*DATA FOR THIS TASK*
┄┄┄┄┄┄┄┄┄┄
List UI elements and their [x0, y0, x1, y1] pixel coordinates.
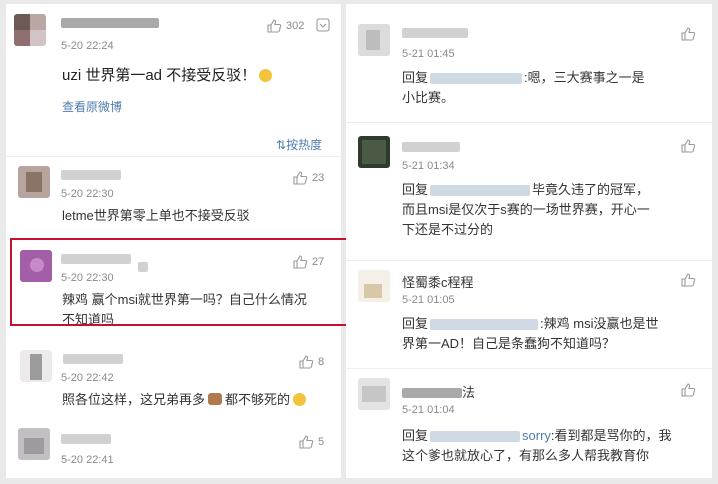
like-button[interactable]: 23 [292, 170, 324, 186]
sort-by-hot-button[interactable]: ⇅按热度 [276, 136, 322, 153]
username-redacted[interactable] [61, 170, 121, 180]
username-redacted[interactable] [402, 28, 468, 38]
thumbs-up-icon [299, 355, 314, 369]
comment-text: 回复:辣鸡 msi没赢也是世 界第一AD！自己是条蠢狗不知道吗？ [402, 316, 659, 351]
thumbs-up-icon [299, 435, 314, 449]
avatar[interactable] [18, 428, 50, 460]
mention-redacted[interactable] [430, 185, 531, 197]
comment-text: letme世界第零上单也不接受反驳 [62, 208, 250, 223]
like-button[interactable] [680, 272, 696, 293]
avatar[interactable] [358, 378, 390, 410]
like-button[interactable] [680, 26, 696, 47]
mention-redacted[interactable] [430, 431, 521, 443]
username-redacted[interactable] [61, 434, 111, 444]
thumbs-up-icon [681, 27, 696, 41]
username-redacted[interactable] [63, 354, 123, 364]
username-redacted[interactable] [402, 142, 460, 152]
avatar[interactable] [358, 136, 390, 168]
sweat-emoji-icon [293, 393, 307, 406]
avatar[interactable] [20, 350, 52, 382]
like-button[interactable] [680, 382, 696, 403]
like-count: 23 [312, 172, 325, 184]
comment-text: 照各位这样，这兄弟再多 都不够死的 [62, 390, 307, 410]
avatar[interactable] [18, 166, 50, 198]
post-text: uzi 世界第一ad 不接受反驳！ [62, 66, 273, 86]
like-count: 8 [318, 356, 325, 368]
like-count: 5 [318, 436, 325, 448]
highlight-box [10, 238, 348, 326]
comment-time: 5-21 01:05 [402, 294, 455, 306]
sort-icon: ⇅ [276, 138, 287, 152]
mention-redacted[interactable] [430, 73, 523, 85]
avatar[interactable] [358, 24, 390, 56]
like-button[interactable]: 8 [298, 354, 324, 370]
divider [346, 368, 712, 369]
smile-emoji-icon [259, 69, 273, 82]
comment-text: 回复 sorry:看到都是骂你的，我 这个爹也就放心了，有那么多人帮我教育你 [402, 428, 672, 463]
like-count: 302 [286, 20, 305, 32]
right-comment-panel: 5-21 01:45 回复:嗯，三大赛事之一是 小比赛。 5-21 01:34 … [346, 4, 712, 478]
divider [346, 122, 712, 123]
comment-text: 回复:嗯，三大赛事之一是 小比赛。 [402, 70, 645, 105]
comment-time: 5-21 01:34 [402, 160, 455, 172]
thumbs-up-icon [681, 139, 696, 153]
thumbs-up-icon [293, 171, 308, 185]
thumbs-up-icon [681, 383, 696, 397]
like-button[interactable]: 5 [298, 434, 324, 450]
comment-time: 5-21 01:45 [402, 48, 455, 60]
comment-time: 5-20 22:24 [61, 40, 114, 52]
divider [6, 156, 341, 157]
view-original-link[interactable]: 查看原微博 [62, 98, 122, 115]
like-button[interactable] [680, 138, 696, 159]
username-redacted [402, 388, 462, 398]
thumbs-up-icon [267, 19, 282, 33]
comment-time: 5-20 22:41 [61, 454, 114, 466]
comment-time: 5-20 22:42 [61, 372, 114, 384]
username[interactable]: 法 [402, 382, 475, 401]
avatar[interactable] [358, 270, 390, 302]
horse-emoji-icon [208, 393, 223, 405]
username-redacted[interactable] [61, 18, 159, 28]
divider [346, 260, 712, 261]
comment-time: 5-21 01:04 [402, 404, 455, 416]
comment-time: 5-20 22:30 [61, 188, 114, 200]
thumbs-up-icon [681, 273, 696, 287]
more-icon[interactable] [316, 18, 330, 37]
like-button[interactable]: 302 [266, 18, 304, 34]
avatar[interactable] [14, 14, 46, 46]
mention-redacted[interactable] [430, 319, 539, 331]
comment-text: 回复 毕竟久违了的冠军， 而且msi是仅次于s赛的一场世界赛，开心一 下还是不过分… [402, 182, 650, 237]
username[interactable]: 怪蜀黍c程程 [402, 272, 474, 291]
┄┄┄┄┄┄┄┄┄┄
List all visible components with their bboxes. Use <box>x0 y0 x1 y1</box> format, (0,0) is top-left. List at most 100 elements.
┄┄┄┄┄┄┄┄┄┄
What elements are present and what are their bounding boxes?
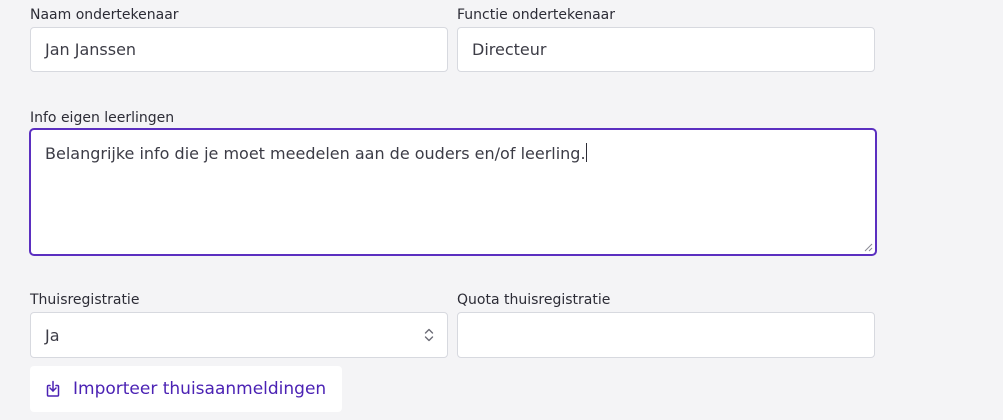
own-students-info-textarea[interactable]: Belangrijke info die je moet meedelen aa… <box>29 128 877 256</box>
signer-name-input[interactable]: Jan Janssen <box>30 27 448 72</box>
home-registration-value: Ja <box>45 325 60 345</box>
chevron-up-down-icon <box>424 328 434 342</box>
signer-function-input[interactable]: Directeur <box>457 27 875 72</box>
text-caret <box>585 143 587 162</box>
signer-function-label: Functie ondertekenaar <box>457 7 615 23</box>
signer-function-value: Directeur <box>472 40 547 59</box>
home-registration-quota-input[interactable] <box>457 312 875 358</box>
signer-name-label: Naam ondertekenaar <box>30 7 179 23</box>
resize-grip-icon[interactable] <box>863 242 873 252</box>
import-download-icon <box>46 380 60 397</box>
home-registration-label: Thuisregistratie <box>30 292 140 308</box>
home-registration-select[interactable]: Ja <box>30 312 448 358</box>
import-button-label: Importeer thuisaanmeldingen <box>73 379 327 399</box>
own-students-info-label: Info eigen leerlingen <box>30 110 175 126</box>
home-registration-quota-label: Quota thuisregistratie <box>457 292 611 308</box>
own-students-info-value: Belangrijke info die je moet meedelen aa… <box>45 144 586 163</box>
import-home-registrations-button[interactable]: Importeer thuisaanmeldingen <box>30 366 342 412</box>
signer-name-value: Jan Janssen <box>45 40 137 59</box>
┄┄┄┄┄┄┄┄┄┄
*SET TASK*
Rewrite the listing from the line containing "What elements are" up to and including the line containing "signer-function-value: Directeur <box>472", renaming "text-caret" to "insertion-cursor" and keeping everything else unchanged. Return only those lines, and leave out the pictures.

*THE OUTPUT*
What elements are present and what are their bounding boxes?
own-students-info-textarea[interactable]: Belangrijke info die je moet meedelen aa… <box>29 128 877 256</box>
signer-name-input[interactable]: Jan Janssen <box>30 27 448 72</box>
home-registration-value: Ja <box>45 325 60 345</box>
chevron-up-down-icon <box>424 328 434 342</box>
signer-function-input[interactable]: Directeur <box>457 27 875 72</box>
insertion-cursor <box>585 143 587 162</box>
signer-function-label: Functie ondertekenaar <box>457 7 615 23</box>
signer-function-value: Directeur <box>472 40 547 59</box>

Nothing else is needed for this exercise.